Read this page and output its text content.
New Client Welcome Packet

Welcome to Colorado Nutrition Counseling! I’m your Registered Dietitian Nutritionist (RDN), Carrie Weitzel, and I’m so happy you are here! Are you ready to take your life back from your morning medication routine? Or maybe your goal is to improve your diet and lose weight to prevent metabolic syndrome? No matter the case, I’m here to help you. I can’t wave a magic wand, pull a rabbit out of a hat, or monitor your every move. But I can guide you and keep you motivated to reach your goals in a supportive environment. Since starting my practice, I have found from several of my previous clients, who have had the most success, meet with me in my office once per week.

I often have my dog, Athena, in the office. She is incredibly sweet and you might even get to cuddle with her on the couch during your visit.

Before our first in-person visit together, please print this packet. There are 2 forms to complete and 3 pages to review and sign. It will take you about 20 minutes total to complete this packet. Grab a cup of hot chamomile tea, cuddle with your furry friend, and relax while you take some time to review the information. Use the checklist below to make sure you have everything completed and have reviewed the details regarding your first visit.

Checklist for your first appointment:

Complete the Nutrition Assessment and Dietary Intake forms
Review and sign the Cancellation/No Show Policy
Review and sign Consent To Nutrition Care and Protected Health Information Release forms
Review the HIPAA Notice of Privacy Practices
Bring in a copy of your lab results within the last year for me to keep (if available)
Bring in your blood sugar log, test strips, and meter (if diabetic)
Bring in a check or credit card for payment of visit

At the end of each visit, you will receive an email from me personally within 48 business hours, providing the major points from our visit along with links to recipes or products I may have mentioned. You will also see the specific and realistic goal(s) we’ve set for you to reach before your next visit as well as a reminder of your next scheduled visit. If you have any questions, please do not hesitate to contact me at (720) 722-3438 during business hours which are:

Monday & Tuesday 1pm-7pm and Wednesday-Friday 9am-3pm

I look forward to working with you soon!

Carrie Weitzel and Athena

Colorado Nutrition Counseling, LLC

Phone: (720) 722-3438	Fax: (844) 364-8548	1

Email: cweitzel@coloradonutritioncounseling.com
:::
Aim:
Here, the records must be output exactly and in full.

Response for this exercise:
Read this page and output its text content.
New Client Welcome Packet

Welcome to Colorado Nutrition Counseling! I’m your Registered Dietitian Nutritionist (RDN), Carrie Weitzel, and I’m so happy you are here! Are you ready to take your life back from your morning medication routine? Or maybe your goal is to improve your diet and lose weight to prevent metabolic syndrome? No matter the case, I’m here to help you. I can’t wave a magic wand, pull a rabbit out of a hat, or monitor your every move. But I can guide you and keep you motivated to reach your goals in a supportive environment. Since starting my practice, I have found from several of my previous clients, who have had the most success, meet with me in my office once per week.

I often have my dog, Athena, in the office. She is incredibly sweet and you might even get to cuddle with her on the couch during your visit.

Before our first in-person visit together, please print this packet. There are 2 forms to complete and 3 pages to review and sign. It will take you about 20 minutes total to complete this packet. Grab a cup of hot chamomile tea, cuddle with your furry friend, and relax while you take some time to review the information. Use the checklist below to make sure you have everything completed and have reviewed the details regarding your first visit.

Checklist for your first appointment:

Complete the Nutrition Assessment and Dietary Intake forms
Review and sign the Cancellation/No Show Policy
Review and sign Consent To Nutrition Care and Protected Health Information Release forms
Review the HIPAA Notice of Privacy Practices
Bring in a copy of your lab results within the last year for me to keep (if available)
Bring in your blood sugar log, test strips, and meter (if diabetic)
Bring in a check or credit card for payment of visit

At the end of each visit, you will receive an email from me personally within 48 business hours, providing the major points from our visit along with links to recipes or products I may have mentioned. You will also see the specific and realistic goal(s) we’ve set for you to reach before your next visit as well as a reminder of your next scheduled visit. If you have any questions, please do not hesitate to contact me at (720) 722-3438 during business hours which are:

Monday & Tuesday 1pm-7pm and Wednesday-Friday 9am-3pm

I look forward to working with you soon!

Carrie Weitzel and Athena

Colorado Nutrition Counseling, LLC

Phone: (720) 722-3438	Fax: (844) 364-8548	1

Email: cweitzel@coloradonutritioncounseling.com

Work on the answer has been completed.